__What the exercise asks__.
Pull every line containing the word "testsuite" from the records.

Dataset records

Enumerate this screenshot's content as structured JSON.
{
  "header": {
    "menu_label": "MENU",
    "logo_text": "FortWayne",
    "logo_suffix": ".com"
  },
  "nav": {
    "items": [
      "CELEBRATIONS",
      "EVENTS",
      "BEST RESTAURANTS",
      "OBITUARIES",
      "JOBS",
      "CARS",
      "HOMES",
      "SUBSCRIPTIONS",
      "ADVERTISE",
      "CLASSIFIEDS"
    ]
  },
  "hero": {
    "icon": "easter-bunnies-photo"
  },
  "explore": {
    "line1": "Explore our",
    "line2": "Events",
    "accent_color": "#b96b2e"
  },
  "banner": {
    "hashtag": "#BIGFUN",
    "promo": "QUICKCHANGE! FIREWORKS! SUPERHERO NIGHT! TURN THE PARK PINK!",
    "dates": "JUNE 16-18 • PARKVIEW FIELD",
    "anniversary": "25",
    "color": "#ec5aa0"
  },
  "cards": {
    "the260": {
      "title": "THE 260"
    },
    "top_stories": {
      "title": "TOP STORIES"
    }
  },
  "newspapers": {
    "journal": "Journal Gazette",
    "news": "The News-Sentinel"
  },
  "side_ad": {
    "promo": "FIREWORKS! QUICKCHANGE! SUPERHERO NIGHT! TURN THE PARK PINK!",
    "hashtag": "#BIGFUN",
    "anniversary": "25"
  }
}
* * *
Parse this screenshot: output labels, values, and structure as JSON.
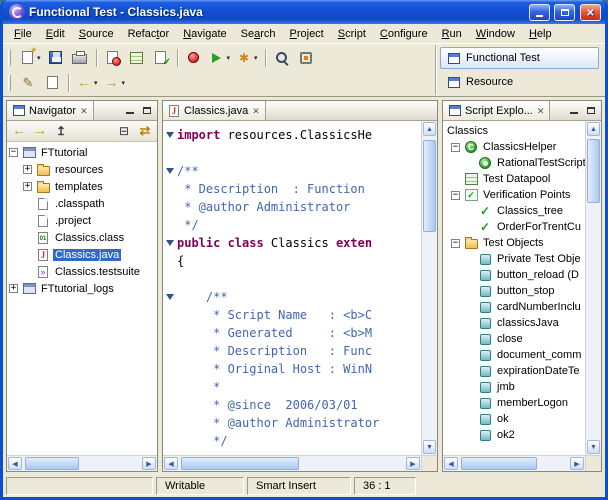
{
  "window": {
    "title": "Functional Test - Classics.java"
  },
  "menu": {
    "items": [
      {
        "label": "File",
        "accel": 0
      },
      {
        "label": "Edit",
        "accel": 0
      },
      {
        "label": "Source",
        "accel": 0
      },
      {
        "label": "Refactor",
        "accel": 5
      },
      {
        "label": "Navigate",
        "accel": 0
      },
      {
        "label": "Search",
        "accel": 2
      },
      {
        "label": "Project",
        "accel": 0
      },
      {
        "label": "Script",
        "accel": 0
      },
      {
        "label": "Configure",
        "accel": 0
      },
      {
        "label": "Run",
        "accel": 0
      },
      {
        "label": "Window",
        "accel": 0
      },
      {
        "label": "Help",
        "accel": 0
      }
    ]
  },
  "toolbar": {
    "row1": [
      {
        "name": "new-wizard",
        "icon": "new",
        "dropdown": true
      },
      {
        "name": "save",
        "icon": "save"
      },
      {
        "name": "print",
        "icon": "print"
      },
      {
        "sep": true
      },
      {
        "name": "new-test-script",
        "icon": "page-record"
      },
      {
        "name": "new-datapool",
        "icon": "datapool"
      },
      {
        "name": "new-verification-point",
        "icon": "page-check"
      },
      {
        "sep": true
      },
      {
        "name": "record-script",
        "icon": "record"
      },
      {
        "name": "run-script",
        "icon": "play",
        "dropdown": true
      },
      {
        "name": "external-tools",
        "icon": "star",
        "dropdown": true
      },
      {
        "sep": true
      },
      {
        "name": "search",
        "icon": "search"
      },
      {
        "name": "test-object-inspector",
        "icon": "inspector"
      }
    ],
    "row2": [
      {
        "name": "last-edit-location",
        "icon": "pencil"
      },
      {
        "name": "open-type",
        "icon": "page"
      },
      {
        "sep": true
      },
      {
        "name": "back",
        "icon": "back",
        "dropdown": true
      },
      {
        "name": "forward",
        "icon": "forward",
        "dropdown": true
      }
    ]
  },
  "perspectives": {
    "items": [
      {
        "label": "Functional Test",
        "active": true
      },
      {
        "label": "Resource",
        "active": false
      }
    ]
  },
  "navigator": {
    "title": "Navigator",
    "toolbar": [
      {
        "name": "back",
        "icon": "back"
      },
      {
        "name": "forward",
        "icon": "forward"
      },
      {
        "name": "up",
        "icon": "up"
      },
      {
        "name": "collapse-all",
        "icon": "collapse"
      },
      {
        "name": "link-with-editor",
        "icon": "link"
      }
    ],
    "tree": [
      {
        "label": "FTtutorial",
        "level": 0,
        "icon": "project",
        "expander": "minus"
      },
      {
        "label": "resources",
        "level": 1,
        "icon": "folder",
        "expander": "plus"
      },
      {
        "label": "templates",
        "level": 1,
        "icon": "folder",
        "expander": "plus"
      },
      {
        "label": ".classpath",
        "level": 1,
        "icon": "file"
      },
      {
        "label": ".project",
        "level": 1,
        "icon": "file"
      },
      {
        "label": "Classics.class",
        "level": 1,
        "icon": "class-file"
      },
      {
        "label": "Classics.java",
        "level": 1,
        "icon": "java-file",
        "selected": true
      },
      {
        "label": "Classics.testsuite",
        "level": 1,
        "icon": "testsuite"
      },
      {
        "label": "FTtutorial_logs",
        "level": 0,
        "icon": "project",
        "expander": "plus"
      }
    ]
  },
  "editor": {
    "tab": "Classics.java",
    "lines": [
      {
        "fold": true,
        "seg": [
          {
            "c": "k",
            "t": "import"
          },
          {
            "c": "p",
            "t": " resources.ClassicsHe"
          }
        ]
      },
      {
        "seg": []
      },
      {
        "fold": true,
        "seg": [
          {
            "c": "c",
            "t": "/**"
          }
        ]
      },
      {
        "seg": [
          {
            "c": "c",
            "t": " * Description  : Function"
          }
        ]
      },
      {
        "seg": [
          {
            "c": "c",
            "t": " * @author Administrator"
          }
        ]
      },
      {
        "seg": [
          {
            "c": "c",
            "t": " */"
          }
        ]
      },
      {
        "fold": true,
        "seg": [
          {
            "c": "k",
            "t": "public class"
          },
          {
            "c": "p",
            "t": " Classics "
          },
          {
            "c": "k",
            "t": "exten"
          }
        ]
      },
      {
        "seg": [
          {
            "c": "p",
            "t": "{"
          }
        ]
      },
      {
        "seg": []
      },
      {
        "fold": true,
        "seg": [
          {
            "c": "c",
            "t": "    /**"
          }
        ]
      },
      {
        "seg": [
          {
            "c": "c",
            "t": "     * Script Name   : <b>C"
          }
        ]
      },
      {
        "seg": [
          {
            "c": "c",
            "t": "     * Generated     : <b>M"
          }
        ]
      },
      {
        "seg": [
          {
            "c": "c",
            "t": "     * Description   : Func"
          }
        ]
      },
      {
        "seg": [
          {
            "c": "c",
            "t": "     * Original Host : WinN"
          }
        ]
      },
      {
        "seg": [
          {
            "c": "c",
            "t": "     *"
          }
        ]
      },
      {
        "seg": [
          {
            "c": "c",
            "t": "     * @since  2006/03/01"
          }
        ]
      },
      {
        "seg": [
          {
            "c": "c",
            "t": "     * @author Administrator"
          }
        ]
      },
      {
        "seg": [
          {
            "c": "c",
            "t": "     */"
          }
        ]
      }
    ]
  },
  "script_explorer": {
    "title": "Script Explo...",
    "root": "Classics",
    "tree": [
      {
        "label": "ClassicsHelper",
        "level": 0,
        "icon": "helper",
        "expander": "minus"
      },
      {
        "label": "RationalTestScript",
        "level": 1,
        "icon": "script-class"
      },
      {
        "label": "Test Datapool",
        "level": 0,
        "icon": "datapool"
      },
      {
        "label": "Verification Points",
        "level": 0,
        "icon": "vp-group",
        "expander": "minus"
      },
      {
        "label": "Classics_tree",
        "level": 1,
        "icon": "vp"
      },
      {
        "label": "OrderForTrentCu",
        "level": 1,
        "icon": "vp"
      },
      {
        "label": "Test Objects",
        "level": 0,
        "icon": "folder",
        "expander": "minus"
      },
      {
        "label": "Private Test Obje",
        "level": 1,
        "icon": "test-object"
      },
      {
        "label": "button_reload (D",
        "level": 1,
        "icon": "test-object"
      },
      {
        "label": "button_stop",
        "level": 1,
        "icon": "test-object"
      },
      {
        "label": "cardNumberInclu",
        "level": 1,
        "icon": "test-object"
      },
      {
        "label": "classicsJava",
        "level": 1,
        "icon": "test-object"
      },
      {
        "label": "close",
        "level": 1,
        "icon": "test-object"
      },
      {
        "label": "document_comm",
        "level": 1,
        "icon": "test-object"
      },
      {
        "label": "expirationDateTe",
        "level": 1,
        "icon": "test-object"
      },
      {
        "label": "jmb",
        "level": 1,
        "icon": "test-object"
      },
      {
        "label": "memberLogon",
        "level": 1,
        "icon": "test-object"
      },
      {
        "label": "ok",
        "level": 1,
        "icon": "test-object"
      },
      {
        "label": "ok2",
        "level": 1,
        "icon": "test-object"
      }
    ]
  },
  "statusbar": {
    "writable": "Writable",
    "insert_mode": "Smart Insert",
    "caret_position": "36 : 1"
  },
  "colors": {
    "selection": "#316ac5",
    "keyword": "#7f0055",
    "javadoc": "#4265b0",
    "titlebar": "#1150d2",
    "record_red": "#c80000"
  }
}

__Answer for this exercise__.
        "label": "Classics.testsuite",
        "icon": "testsuite"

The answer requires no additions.